■ **TASK TO CARRY OUT**:
Copy out every line containing the word "this".

■ **RECORDS PROVIDED**:
<<<<
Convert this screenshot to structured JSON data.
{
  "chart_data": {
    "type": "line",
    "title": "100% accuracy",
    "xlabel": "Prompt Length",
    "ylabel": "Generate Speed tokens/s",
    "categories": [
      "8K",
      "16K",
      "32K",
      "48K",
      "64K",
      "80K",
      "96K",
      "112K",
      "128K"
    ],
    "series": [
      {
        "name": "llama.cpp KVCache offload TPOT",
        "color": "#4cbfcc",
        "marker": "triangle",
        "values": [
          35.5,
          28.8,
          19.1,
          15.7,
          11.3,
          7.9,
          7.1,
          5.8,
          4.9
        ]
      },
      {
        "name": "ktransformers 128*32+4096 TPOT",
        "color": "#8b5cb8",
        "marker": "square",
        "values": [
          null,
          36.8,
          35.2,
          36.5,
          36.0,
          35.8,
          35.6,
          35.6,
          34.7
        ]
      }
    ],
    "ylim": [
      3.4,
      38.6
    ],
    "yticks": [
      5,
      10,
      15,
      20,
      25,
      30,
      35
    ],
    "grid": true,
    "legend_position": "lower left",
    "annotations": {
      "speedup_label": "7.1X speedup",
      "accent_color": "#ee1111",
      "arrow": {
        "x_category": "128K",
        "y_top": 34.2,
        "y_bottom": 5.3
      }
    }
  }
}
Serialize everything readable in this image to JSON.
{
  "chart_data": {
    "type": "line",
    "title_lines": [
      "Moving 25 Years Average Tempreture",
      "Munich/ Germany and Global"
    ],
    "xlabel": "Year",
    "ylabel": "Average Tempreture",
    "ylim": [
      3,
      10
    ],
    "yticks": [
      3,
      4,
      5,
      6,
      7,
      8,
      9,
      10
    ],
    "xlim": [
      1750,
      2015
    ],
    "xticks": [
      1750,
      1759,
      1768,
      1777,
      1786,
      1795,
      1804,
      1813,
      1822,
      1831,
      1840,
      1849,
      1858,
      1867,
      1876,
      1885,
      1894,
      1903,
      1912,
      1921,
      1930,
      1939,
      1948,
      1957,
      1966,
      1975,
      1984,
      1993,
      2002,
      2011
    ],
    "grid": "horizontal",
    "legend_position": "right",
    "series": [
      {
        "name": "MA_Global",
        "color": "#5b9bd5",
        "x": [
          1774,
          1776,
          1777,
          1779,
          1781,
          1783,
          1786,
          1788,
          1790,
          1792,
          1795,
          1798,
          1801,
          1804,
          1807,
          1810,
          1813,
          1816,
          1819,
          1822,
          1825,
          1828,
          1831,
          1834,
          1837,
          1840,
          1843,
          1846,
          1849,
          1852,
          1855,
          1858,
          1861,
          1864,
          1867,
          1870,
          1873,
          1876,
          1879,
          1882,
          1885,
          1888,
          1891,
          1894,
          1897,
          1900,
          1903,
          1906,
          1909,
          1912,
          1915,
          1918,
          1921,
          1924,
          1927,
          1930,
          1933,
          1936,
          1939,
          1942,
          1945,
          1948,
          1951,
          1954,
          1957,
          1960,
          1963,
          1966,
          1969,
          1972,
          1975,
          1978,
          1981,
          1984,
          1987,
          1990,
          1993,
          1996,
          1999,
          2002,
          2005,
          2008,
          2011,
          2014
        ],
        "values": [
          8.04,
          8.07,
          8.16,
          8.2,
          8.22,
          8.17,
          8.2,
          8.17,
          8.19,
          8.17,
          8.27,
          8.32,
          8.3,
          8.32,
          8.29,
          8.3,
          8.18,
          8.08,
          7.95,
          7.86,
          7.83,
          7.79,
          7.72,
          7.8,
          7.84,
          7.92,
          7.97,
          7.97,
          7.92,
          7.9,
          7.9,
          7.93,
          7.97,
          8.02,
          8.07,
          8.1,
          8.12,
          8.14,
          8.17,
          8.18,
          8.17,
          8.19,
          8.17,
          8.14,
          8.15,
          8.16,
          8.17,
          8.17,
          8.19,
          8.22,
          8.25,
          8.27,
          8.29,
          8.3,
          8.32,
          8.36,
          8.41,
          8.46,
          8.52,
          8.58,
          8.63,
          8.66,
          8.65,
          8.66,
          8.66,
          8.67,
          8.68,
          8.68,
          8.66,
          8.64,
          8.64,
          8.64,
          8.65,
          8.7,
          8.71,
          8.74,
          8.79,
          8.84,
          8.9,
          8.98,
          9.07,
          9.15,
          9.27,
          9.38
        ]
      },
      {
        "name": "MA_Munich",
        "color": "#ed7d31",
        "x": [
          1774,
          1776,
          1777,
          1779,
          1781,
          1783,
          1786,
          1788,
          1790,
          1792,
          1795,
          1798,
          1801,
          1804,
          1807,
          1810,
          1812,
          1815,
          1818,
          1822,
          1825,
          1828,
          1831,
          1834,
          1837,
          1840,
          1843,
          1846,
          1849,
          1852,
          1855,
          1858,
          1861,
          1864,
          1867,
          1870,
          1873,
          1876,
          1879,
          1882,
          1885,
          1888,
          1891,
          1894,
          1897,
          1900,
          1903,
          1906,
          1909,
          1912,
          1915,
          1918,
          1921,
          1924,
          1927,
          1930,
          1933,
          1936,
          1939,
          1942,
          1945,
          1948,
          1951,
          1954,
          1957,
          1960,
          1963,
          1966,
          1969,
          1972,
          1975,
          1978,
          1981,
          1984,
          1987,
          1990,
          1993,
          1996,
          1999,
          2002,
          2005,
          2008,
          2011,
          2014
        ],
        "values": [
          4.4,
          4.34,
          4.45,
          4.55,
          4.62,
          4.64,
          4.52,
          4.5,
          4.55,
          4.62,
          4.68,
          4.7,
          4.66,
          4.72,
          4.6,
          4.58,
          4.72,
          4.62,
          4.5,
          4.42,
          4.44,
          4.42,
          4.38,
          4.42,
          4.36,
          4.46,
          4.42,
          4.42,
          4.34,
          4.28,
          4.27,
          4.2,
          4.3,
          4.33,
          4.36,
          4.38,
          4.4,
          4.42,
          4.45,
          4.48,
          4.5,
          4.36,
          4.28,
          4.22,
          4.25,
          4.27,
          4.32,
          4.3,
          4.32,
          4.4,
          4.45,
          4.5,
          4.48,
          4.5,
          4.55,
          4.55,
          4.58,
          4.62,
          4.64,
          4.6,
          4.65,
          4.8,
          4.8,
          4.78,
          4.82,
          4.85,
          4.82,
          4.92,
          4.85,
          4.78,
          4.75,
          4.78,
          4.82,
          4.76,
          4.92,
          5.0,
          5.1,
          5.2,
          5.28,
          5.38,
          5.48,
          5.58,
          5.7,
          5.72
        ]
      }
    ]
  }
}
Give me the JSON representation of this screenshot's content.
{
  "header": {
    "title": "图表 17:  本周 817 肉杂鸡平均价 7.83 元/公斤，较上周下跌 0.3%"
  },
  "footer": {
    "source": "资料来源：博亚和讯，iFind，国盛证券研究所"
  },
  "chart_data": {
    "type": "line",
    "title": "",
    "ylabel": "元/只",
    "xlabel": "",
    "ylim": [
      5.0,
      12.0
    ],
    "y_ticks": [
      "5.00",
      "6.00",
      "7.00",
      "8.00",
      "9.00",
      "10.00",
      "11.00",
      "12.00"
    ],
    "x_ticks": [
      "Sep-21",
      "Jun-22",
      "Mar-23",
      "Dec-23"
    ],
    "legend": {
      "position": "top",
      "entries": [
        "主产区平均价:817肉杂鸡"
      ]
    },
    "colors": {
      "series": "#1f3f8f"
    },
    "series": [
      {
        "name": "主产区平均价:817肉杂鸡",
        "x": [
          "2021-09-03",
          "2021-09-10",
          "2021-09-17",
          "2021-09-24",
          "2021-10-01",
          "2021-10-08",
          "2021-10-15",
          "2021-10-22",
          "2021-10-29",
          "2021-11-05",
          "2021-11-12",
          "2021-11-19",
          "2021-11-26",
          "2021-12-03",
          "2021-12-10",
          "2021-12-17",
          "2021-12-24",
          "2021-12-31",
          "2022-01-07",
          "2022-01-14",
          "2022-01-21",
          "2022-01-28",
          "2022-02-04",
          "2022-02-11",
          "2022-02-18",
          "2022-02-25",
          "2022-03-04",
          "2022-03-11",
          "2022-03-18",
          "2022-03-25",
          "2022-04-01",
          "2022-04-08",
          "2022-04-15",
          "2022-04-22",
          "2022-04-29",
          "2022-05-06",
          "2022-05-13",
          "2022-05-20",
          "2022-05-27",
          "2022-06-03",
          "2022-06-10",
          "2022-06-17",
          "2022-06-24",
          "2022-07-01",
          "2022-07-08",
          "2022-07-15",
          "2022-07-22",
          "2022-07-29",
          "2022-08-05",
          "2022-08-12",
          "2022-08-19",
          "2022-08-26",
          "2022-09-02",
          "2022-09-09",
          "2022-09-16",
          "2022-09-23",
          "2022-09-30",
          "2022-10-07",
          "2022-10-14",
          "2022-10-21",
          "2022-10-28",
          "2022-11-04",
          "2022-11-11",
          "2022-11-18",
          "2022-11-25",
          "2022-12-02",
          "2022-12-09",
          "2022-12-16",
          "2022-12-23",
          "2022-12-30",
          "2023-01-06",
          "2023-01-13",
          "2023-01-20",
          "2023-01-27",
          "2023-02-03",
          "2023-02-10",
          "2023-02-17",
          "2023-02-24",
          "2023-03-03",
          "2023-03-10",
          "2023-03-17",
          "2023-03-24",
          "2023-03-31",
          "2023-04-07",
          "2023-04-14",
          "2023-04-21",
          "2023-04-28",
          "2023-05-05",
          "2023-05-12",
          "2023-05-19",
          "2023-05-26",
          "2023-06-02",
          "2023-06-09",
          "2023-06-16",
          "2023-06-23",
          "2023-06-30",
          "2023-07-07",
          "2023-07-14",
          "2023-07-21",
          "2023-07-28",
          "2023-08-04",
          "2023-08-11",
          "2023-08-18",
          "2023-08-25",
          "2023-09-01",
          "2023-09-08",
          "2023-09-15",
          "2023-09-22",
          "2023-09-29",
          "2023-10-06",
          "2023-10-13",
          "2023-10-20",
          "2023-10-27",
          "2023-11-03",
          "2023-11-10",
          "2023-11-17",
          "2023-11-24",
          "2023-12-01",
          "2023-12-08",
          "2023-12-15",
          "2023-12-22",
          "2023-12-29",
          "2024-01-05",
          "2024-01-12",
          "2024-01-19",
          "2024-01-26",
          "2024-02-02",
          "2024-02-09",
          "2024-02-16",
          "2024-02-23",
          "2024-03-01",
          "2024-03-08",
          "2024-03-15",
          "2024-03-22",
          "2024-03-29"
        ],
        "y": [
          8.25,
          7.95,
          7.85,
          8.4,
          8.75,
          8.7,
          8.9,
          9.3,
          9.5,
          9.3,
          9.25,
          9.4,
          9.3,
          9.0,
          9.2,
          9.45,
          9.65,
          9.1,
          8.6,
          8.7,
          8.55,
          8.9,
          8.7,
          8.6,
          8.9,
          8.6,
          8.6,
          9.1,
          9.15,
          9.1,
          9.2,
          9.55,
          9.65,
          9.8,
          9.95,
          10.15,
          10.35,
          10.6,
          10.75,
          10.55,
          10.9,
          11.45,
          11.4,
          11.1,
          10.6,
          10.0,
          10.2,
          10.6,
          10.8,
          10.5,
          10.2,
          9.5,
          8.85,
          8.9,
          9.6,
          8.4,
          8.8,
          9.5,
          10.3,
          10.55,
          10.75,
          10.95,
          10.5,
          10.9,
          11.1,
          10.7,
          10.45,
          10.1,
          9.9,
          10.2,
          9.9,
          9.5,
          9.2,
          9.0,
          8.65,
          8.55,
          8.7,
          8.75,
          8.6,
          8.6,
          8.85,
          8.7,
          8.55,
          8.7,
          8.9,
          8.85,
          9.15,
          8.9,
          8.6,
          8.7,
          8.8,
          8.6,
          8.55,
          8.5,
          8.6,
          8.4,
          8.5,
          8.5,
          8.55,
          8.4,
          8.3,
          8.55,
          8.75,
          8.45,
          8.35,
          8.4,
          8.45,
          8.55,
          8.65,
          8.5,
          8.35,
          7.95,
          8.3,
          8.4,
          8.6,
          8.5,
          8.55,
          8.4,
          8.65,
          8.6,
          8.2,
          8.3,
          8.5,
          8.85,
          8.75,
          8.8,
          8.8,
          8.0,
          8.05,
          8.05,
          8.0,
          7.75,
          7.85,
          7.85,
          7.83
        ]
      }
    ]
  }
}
>>>>
■ **RIGHT ANSWER**:
Convert this screenshot to structured JSON data.
Serialize everything readable in this image to JSON.
Give me the JSON representation of this screenshot's content.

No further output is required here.